— REQUIREMENTS —
Below are the records. Gather each line that holds "deze".

— MATERIAL FOR THIS TASK —
┄┄┄┄┄┄

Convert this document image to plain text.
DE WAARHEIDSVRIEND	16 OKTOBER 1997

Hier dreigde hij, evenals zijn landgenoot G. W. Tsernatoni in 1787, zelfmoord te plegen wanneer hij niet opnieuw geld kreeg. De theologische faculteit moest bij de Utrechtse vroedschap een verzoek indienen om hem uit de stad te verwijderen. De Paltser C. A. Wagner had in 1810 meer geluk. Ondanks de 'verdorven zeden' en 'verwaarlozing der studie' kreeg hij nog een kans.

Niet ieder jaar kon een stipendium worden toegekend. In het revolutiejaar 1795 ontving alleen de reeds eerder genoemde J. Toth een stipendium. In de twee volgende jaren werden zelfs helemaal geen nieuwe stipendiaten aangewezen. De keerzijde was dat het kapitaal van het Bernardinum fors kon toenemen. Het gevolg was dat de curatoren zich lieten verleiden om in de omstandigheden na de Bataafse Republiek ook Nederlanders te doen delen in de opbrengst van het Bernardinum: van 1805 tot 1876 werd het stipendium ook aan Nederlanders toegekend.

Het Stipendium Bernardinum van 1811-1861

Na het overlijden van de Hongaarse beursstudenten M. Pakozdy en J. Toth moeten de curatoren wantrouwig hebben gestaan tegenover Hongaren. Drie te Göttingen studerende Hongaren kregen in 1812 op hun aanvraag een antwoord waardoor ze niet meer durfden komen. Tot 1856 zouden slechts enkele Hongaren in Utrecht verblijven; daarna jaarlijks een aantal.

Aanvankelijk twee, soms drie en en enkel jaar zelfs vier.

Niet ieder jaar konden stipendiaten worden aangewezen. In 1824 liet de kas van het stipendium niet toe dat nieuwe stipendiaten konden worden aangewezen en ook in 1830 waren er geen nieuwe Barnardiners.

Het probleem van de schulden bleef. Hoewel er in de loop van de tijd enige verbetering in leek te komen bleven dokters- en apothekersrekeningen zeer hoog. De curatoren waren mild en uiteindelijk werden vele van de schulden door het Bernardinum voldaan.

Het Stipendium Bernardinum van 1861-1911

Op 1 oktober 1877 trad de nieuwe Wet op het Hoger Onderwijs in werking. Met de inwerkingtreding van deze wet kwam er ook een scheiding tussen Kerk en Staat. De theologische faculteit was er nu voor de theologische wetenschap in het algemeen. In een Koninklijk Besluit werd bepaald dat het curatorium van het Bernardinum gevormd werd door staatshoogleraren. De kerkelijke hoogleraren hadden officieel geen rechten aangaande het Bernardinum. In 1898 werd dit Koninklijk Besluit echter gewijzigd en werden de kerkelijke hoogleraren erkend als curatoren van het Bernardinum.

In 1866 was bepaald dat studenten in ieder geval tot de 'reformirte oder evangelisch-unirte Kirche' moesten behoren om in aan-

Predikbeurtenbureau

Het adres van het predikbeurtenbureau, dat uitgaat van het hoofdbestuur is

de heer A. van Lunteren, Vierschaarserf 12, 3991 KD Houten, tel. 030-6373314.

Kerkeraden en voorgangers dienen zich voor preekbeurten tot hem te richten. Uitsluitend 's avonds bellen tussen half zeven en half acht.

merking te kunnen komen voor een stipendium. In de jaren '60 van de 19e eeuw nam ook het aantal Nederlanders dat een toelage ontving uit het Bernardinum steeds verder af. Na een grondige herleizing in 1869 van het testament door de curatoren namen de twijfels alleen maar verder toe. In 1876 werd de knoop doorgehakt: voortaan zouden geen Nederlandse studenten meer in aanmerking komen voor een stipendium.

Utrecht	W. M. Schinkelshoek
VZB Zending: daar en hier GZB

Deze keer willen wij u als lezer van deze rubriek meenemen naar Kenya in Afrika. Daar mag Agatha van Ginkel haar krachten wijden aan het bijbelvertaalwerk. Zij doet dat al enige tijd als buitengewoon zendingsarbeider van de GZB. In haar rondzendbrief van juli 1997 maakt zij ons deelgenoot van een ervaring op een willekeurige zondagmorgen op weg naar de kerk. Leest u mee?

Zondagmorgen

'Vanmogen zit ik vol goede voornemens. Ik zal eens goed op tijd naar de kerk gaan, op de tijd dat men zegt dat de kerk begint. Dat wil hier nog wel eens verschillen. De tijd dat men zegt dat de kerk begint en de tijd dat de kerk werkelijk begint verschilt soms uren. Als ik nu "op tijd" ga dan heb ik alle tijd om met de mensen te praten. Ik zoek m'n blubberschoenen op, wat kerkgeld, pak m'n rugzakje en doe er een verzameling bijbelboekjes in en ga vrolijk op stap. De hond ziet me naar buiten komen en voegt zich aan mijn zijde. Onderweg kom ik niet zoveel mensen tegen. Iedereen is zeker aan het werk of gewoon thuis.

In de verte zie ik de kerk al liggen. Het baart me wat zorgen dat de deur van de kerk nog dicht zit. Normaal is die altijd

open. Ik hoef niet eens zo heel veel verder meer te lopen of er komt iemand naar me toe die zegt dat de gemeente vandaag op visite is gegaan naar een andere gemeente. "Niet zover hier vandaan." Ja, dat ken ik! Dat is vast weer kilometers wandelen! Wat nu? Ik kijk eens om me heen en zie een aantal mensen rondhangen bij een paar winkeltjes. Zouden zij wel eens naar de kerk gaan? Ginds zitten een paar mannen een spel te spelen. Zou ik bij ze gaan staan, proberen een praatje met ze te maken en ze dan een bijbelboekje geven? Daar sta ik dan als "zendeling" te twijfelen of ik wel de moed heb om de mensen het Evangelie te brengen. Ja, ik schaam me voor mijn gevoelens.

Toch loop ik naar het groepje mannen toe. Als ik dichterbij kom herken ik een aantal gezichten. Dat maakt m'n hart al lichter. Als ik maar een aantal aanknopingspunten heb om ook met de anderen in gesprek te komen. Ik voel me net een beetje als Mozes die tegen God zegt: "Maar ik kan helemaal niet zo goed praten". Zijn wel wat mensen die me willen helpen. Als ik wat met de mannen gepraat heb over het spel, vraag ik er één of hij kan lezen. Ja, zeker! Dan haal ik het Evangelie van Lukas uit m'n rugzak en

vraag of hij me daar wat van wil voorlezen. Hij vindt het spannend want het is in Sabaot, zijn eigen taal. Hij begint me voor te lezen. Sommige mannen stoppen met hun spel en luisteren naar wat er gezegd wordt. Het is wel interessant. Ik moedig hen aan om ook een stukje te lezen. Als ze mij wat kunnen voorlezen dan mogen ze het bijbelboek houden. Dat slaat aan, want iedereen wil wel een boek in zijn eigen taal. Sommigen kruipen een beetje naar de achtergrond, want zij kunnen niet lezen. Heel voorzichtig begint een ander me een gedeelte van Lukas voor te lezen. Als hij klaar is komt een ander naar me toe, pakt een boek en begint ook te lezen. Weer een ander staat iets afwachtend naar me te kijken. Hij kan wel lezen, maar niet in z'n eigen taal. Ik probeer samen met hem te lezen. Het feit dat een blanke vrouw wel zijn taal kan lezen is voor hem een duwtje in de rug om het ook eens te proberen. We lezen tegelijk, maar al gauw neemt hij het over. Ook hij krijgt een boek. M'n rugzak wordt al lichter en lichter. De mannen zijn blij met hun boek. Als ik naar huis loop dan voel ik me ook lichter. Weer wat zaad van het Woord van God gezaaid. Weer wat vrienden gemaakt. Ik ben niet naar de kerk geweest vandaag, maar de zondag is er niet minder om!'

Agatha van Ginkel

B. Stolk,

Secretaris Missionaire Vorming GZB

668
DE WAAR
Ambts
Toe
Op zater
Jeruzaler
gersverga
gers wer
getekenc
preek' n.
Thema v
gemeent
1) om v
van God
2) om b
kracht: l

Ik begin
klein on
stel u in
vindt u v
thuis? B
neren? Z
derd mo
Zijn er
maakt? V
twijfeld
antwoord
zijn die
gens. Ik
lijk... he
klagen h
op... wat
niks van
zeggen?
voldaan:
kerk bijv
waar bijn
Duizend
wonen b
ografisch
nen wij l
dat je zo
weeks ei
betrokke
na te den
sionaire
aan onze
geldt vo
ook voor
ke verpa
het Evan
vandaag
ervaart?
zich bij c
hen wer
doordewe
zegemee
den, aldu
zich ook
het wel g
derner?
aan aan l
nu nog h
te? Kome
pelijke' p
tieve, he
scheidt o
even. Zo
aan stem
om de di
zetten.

┄┄┄┄┄┄

— SOLUTION TO THIS PROBLEM —
Op 1 oktober 1877 trad de nieuwe Wet op het Hoger Onderwijs in werking. Met de inwerkingtreding van deze wet kwam er ook een scheiding tussen Kerk en Staat. De theologische faculteit was er nu voor de theologische wetenschap in het algemeen. In een Koninklijk Besluit werd bepaald dat het curatorium van het Bernardinum gevormd werd door staatshoogleraren. De kerkelijke hoogleraren hadden officieel geen rechten aangaande het Bernardinum. In 1898 werd dit Koninklijk Besluit echter gewijzigd en werden de kerkelijke hoogleraren erkend als curatoren van het Bernardinum.
Deze keer willen wij u als lezer van deze rubriek meenemen naar Kenya in Afrika. Daar mag Agatha van Ginkel haar krachten wijden aan het bijbelvertaalwerk. Zij doet dat al enige tijd als buitengewoon zendingsarbeider van de GZB. In haar rondzendbrief van juli 1997 maakt zij ons deelgenoot van een ervaring op een willekeurige zondagmorgen op weg naar de kerk. Leest u mee?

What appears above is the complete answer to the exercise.